EXERCISE DIRECTIONS: Only the number is wanted: how many lines in the data contain "says"?

━━━━

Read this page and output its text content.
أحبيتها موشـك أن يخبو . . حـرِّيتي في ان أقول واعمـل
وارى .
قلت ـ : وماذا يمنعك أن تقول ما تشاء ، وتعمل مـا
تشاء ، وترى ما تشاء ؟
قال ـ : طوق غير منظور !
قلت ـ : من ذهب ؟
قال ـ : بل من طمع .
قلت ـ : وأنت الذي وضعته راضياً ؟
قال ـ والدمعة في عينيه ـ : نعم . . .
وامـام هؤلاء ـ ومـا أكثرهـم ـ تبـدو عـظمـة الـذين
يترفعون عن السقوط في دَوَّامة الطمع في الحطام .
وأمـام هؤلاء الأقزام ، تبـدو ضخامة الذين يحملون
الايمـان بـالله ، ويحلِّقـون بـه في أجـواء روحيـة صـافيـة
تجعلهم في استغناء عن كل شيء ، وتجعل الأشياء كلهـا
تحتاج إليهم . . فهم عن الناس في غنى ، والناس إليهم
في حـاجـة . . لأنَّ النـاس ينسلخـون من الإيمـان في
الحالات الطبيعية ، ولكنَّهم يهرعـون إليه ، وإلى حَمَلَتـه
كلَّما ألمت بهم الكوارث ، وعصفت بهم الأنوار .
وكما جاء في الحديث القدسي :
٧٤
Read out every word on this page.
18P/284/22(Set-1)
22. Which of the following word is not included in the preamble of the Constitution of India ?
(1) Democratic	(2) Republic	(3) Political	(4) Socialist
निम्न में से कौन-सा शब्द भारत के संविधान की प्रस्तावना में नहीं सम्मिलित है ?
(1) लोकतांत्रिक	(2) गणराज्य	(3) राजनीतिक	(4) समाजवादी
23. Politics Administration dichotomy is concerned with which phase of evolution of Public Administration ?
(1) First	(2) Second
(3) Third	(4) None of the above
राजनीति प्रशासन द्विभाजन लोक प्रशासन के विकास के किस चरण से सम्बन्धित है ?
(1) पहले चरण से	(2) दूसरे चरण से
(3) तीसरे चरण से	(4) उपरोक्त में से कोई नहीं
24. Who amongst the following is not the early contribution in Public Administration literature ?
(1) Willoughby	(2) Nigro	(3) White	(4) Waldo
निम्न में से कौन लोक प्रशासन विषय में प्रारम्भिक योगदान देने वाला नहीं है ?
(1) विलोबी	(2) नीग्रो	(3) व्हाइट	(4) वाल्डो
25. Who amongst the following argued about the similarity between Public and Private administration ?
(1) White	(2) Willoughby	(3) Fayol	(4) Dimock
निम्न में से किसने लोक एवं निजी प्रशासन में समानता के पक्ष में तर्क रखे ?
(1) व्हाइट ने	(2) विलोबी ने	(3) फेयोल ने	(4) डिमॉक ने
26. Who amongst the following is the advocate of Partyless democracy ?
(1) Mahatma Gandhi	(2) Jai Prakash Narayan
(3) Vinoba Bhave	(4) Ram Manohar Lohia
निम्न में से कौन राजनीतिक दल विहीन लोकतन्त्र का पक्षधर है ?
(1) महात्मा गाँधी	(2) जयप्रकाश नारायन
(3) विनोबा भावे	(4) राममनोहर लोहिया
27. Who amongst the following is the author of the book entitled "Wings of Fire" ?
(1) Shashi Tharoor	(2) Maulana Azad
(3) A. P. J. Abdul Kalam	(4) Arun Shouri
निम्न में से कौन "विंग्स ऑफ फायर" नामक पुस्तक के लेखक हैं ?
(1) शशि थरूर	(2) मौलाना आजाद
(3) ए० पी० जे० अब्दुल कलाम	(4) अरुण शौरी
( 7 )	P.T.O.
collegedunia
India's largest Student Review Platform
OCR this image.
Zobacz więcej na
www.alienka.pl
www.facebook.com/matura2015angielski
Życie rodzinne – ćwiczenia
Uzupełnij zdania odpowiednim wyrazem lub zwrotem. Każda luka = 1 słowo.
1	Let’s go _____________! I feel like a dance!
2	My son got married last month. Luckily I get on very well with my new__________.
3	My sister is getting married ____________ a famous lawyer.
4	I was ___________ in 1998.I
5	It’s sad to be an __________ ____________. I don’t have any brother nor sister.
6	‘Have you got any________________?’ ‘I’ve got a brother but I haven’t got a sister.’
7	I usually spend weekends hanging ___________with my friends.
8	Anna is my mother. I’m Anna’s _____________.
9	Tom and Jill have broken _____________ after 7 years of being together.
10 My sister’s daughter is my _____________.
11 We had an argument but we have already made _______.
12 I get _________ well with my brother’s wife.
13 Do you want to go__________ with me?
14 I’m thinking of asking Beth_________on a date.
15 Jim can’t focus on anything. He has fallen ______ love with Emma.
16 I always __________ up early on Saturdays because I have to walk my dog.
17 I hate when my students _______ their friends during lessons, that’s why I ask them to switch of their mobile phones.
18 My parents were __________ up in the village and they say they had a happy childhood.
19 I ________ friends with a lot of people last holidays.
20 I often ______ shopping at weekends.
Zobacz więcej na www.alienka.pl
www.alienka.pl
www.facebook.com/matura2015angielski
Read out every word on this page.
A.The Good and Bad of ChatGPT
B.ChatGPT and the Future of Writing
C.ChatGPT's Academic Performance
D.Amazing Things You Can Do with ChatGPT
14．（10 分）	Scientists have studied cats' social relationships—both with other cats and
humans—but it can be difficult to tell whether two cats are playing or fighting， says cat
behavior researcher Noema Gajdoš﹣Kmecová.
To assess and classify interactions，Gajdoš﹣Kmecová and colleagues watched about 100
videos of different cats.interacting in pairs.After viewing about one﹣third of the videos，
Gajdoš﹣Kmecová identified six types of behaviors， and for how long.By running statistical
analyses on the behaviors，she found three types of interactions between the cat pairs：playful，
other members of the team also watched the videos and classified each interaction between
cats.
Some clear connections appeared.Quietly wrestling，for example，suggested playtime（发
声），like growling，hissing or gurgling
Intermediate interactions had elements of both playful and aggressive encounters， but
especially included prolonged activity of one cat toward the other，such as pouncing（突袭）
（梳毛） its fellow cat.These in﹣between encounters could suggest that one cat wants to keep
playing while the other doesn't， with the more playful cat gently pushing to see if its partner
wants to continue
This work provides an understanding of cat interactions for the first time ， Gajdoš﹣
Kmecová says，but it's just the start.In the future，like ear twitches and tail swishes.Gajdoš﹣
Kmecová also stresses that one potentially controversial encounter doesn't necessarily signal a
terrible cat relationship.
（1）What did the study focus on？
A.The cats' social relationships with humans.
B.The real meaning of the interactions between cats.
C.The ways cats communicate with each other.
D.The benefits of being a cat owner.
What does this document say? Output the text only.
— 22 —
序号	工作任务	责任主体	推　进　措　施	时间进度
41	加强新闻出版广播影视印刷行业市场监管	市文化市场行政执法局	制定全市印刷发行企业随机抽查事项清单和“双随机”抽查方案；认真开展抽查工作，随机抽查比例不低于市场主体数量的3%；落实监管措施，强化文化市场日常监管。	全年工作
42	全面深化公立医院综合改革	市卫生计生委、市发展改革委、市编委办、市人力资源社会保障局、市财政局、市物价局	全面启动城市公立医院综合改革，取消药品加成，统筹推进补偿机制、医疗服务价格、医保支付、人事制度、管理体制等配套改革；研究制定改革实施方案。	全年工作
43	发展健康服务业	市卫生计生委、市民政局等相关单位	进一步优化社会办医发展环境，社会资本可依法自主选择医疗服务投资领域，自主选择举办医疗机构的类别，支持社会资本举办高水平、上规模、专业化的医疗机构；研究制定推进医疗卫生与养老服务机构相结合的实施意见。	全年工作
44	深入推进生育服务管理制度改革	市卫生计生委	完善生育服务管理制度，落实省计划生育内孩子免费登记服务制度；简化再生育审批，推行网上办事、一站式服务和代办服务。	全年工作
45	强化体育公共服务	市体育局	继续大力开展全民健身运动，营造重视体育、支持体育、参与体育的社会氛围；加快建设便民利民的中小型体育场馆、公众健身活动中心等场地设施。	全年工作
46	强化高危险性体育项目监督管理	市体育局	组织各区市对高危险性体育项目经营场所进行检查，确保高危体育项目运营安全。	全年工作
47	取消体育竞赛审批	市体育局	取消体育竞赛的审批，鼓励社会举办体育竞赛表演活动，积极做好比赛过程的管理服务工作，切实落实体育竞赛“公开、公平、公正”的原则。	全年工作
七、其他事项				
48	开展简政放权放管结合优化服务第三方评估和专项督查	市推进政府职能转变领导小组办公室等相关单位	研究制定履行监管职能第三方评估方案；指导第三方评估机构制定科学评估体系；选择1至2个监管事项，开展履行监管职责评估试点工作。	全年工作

━━━━

EXERCISE RESULT: 2